DATA ROWS:
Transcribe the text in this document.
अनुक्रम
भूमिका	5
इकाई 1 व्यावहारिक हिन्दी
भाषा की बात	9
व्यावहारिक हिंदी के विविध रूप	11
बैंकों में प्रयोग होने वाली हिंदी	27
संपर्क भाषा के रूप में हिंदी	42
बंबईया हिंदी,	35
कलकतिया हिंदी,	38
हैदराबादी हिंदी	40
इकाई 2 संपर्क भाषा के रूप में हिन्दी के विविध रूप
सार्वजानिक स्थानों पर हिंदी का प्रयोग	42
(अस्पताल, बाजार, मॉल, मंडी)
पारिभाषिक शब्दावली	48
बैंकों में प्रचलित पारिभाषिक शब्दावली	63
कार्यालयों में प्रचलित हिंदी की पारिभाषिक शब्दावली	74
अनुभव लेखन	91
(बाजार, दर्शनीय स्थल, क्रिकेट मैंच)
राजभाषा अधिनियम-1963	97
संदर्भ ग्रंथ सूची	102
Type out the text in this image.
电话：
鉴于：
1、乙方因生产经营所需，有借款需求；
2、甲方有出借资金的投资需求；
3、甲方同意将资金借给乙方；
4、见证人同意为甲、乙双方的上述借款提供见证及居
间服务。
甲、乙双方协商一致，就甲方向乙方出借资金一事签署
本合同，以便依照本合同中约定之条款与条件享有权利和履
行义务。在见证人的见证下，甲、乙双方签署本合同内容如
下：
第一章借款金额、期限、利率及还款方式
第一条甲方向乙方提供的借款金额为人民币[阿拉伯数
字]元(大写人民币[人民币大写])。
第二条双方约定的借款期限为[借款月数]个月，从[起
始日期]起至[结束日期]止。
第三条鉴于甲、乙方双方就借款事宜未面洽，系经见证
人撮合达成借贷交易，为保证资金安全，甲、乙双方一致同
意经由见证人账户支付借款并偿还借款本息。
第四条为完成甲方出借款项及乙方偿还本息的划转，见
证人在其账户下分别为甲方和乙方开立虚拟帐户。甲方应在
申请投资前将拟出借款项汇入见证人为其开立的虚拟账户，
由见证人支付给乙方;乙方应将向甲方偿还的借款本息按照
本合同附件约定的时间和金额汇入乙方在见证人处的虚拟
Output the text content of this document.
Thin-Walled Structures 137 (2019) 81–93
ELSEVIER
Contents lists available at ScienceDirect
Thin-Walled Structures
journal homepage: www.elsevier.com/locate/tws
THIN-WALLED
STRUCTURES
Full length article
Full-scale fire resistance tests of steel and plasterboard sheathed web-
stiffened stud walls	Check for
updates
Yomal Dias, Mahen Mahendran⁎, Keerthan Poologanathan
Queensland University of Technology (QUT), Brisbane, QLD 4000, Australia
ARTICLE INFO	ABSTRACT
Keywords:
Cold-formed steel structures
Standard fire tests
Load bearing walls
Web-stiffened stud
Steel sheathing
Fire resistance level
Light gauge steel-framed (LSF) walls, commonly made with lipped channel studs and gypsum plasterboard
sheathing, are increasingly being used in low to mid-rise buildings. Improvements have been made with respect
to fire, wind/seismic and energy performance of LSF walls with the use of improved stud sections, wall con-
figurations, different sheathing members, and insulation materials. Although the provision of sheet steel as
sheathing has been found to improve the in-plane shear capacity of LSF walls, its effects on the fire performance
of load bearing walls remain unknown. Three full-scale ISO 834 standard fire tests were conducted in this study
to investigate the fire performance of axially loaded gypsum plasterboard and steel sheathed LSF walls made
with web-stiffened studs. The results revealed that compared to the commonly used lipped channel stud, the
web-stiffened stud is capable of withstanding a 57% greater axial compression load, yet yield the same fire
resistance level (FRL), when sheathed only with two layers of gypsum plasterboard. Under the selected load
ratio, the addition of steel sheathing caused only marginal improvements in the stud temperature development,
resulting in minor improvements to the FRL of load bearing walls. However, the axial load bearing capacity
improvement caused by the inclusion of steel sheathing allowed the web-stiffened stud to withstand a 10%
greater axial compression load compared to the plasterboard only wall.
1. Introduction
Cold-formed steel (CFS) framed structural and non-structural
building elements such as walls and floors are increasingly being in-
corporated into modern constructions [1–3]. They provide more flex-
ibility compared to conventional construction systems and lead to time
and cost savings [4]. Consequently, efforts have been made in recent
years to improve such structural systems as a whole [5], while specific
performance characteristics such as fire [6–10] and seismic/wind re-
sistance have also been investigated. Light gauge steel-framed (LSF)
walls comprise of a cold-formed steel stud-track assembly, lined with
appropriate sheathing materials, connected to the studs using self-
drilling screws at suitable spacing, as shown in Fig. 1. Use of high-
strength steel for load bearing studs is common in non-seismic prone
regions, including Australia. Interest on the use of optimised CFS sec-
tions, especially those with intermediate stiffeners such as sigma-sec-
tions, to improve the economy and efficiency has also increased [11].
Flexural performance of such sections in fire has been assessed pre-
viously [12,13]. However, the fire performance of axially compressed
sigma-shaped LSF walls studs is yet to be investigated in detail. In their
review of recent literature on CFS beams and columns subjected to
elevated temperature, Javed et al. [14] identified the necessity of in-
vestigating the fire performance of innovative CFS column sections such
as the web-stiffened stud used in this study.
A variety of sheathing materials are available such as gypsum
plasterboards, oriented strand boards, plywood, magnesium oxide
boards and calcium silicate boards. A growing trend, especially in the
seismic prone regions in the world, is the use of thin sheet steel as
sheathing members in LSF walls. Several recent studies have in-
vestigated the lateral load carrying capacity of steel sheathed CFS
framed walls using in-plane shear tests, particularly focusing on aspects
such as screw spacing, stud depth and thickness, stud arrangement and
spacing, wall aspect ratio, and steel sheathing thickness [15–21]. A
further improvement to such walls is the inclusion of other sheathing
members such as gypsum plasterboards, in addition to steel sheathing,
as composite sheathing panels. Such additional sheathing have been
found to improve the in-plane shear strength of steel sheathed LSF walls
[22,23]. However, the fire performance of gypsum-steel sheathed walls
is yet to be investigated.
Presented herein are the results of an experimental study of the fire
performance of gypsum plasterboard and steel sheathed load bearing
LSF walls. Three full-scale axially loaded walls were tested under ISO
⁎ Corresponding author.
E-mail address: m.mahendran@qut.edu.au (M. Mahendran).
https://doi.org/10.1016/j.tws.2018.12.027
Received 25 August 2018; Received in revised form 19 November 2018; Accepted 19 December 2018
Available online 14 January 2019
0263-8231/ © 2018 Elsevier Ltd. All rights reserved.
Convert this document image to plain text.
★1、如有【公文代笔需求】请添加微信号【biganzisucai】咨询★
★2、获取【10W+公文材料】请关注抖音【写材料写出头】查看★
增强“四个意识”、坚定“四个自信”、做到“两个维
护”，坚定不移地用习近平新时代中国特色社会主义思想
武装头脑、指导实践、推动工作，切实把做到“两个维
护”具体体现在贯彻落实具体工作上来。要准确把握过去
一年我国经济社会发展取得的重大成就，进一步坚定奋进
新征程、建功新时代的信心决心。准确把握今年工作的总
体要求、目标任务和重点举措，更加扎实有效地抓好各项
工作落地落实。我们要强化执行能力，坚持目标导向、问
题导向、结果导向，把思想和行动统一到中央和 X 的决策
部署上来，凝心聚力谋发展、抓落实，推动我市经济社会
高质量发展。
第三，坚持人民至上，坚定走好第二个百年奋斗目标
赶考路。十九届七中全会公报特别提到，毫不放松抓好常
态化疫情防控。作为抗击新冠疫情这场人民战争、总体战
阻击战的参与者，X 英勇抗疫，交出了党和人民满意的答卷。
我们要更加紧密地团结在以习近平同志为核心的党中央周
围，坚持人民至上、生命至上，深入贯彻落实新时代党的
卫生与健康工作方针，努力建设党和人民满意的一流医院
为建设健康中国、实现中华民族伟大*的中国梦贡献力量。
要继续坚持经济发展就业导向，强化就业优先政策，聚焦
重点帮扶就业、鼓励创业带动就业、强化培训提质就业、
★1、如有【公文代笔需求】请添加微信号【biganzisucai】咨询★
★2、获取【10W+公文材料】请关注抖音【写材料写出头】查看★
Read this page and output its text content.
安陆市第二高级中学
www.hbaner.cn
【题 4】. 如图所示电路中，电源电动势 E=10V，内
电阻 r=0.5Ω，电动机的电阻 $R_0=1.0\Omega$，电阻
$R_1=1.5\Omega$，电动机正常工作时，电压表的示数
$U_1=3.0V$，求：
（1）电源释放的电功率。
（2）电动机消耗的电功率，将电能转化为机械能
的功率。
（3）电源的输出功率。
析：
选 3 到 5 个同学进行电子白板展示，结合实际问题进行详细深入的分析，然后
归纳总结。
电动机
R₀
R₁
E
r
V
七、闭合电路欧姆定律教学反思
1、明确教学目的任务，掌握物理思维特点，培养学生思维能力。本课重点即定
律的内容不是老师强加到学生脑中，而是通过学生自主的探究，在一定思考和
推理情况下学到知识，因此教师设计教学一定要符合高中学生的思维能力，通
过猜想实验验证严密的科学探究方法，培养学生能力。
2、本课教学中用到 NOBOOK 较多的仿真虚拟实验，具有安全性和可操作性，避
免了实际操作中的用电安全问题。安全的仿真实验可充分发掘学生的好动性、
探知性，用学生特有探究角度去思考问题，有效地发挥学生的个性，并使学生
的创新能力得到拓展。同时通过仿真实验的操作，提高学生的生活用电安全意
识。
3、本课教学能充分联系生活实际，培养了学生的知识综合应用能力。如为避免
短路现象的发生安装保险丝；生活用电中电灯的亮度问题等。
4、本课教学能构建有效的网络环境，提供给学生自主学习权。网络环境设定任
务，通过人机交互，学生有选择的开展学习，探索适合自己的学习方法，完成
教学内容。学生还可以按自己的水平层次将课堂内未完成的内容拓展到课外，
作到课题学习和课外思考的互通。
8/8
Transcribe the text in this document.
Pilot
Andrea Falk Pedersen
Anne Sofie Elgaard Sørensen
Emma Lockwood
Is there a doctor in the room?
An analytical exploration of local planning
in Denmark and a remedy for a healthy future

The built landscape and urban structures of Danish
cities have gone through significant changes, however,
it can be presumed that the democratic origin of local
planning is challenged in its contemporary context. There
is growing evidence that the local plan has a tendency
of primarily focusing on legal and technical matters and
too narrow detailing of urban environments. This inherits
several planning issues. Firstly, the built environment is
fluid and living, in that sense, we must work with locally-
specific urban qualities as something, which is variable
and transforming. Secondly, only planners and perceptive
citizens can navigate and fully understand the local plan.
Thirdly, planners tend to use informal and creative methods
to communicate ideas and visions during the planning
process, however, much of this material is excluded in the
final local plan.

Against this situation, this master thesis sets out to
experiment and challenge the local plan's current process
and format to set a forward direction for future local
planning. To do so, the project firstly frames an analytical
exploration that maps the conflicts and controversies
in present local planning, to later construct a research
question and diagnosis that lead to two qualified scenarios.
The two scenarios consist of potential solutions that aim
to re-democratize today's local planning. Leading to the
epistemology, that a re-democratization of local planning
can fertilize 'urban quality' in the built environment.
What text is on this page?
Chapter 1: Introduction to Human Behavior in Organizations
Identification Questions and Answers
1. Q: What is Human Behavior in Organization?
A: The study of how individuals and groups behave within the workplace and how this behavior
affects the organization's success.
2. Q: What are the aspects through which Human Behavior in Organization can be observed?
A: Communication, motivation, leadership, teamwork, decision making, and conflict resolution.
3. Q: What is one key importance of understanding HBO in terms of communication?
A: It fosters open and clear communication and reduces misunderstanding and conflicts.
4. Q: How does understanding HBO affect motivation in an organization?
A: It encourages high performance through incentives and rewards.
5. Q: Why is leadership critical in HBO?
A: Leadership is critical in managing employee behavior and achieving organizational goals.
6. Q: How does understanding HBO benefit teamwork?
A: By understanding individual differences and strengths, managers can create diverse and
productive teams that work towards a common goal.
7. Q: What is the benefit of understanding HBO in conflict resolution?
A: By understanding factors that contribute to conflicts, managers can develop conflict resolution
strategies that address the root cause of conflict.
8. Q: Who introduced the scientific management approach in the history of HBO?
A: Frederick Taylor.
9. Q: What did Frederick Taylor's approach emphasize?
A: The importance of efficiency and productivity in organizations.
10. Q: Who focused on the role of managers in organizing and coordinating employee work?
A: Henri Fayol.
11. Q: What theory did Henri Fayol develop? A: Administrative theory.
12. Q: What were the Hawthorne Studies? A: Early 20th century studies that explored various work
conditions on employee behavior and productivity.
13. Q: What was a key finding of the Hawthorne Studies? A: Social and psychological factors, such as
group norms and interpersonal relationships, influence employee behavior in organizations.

WORK INSTRUCTIONS:
Exactly how many lines contain "capacity"? State the number and nothing else.

EXERCISE OUTPUT:
3